Stored items

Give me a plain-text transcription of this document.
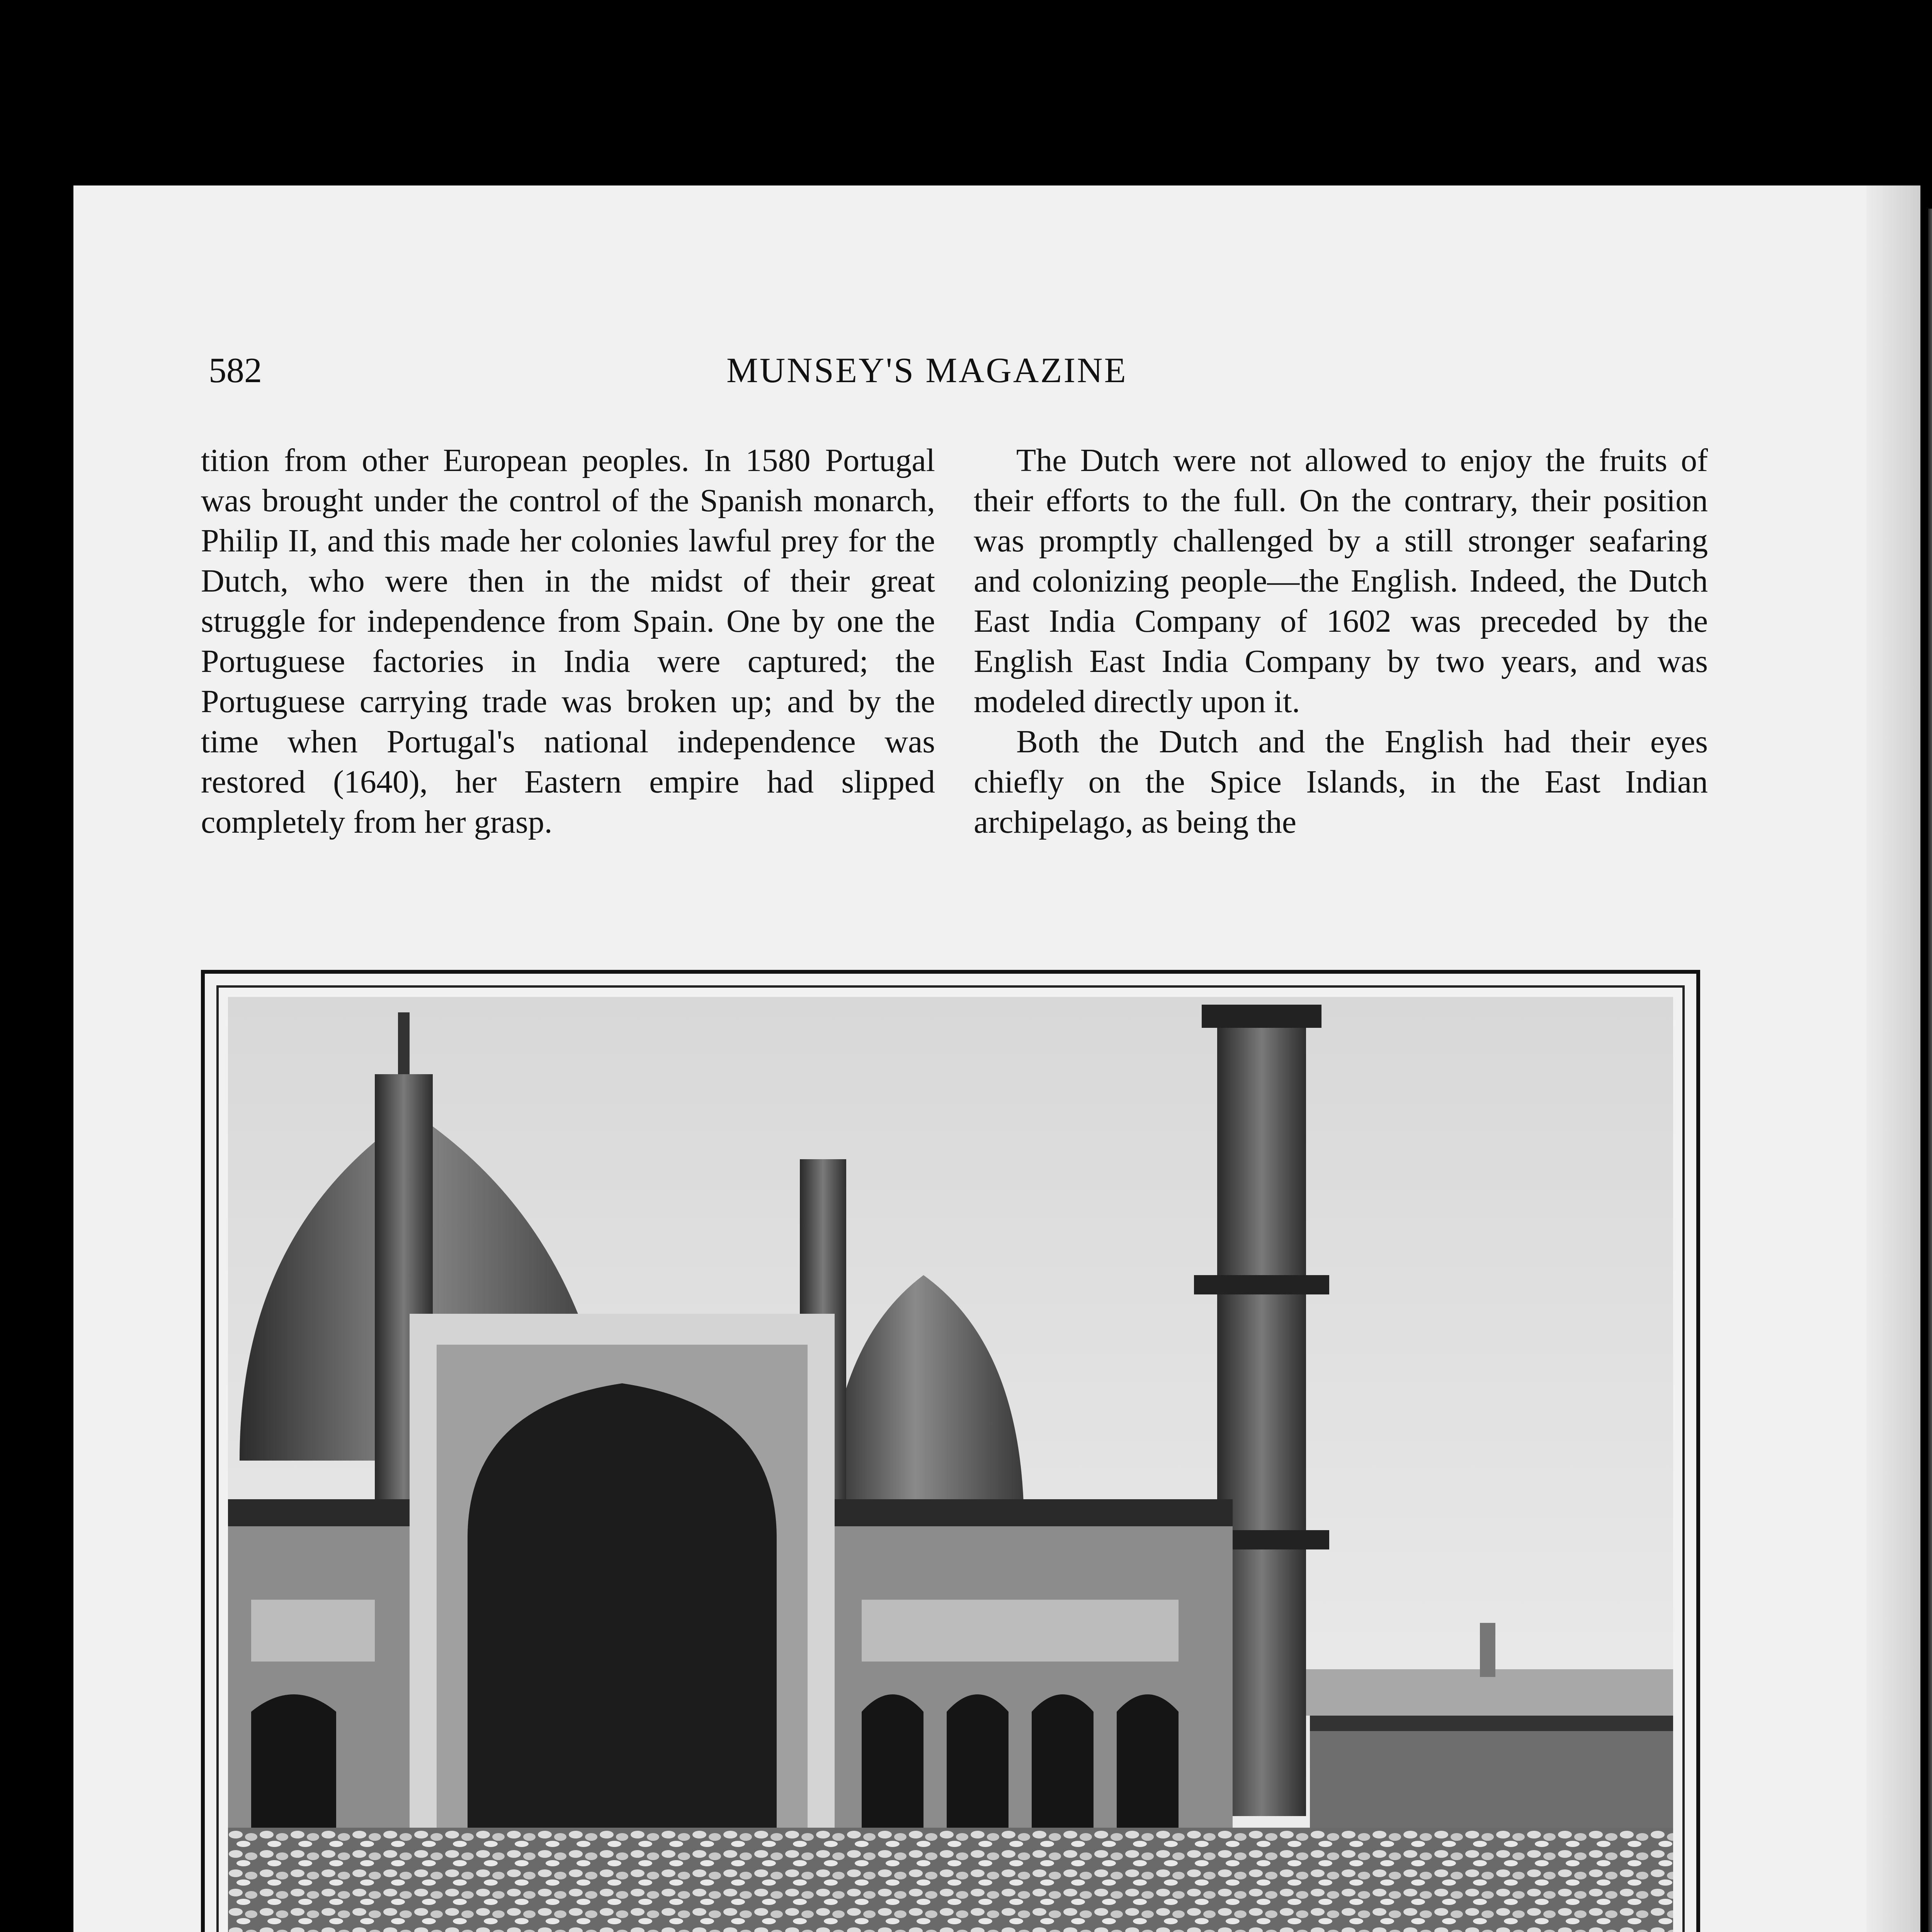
582	MUNSEY'S MAGAZINE

tition from other European peoples. In 1580 Portugal was brought under the control of the Spanish monarch, Philip II, and this made her colonies lawful prey for the Dutch, who were then in the midst of their great struggle for independence from Spain. One by one the Portuguese factories in India were captured; the Portuguese carrying trade was broken up; and by the time when Portugal's national independence was restored (1640), her Eastern empire had slipped completely from her grasp.

The Dutch were not allowed to enjoy the fruits of their efforts to the full. On the contrary, their position was promptly challenged by a still stronger seafaring and colonizing people—the English. Indeed, the Dutch East India Company of 1602 was preceded by the English East India Company by two years, and was modeled directly upon it.

Both the Dutch and the English had their eyes chiefly on the Spice Islands, in the East Indian archipelago, as being the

▸ **Written exercise**
Tally up how many lines in the preceding listing contain the word "their". Give nothing but the number.

▸ **Solution to the exercise**
3